Task objective.
All lines below must be repeated exactly, with the pictures omitted.
##########
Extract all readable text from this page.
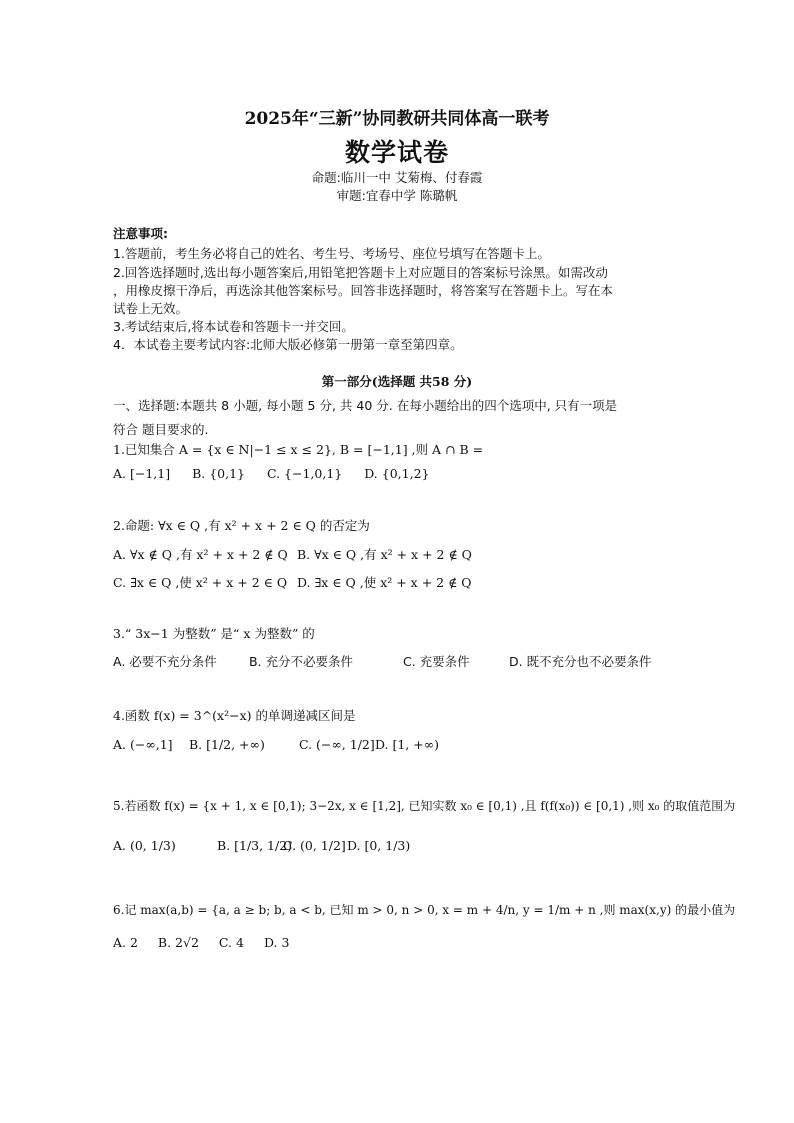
2025年“三新”协同教研共同体高一联考
数学试卷
命题:临川一中 艾菊梅、付春霞
审题:宜春中学 陈璐帆
注意事项:
1.答题前，考生务必将自己的姓名、考生号、考场号、座位号填写在答题卡上。
2.回答选择题时,选出每小题答案后,用铅笔把答题卡上对应题目的答案标号涂黑。如需改动
，用橡皮擦干净后，再选涂其他答案标号。回答非选择题时，将答案写在答题卡上。写在本
试卷上无效。
3.考试结束后,将本试卷和答题卡一并交回。
4．本试卷主要考试内容:北师大版必修第一册第一章至第四章。
第一部分(选择题 共58 分)
一、选择题:本题共 8 小题, 每小题 5 分, 共 40 分. 在每小题给出的四个选项中, 只有一项是
符合 题目要求的.
1.已知集合 A = {x ∈ N|−1 ≤ x ≤ 2}, B = [−1,1] ,则 A ∩ B =
A. [−1,1] B. {0,1} C. {−1,0,1} D. {0,1,2}
2.命题: ∀x ∈ Q ,有 x² + x + 2 ∈ Q 的否定为
A. ∀x ∉ Q ,有 x² + x + 2 ∉ Q B. ∀x ∈ Q ,有 x² + x + 2 ∉ Q
C. ∃x ∈ Q ,使 x² + x + 2 ∈ Q D. ∃x ∈ Q ,使 x² + x + 2 ∉ Q
3.“ 3x−1 为整数” 是“ x 为整数” 的
A. 必要不充分条件	B. 充分不必要条件	C. 充要条件	D. 既不充分也不必要条件
4.函数 f(x) = 3^(x²−x) 的单调递减区间是
A. (−∞,1] B. [1/2, +∞)	C. (−∞, 1/2] D. [1, +∞)
5.若函数 f(x) = {x + 1, x ∈ [0,1); 3−2x, x ∈ [1,2], 已知实数 x₀ ∈ [0,1) ,且 f(f(x₀)) ∈ [0,1) ,则 x₀ 的取值范围为
A. (0, 1/3)	B. [1/3, 1/2) C. (0, 1/2] D. [0, 1/3)
6.记 max(a,b) = {a, a ≥ b; b, a < b, 已知 m > 0, n > 0, x = m + 4/n, y = 1/m + n ,则 max(x,y) 的最小值为
A. 2 B. 2√2 C. 4 D. 3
##########
Response.
Extract all readable text from this page.
2025年“三新”协同教研共同体高一联考
数学试卷
命题:临川一中 艾菊梅、付春霞
审题:宜春中学 陈璐帆
注意事项:
1.答题前，考生务必将自己的姓名、考生号、考场号、座位号填写在答题卡上。
2.回答选择题时,选出每小题答案后,用铅笔把答题卡上对应题目的答案标号涂黑。如需改动
，用橡皮擦干净后，再选涂其他答案标号。回答非选择题时，将答案写在答题卡上。写在本
试卷上无效。
3.考试结束后,将本试卷和答题卡一并交回。
4．本试卷主要考试内容:北师大版必修第一册第一章至第四章。
第一部分(选择题 共58 分)
一、选择题:本题共 8 小题, 每小题 5 分, 共 40 分. 在每小题给出的四个选项中, 只有一项是
符合 题目要求的.
1.已知集合 A = {x ∈ N|−1 ≤ x ≤ 2}, B = [−1,1] ,则 A ∩ B =
A. [−1,1] B. {0,1} C. {−1,0,1} D. {0,1,2}
2.命题: ∀x ∈ Q ,有 x² + x + 2 ∈ Q 的否定为
A. ∀x ∉ Q ,有 x² + x + 2 ∉ Q B. ∀x ∈ Q ,有 x² + x + 2 ∉ Q
C. ∃x ∈ Q ,使 x² + x + 2 ∈ Q D. ∃x ∈ Q ,使 x² + x + 2 ∉ Q
3.“ 3x−1 为整数” 是“ x 为整数” 的
A. 必要不充分条件	B. 充分不必要条件	C. 充要条件	D. 既不充分也不必要条件
4.函数 f(x) = 3^(x²−x) 的单调递减区间是
A. (−∞,1] B. [1/2, +∞)	C. (−∞, 1/2] D. [1, +∞)
5.若函数 f(x) = {x + 1, x ∈ [0,1); 3−2x, x ∈ [1,2], 已知实数 x₀ ∈ [0,1) ,且 f(f(x₀)) ∈ [0,1) ,则 x₀ 的取值范围为
A. (0, 1/3)	B. [1/3, 1/2) C. (0, 1/2] D. [0, 1/3)
6.记 max(a,b) = {a, a ≥ b; b, a < b, 已知 m > 0, n > 0, x = m + 4/n, y = 1/m + n ,则 max(x,y) 的最小值为
A. 2 B. 2√2 C. 4 D. 3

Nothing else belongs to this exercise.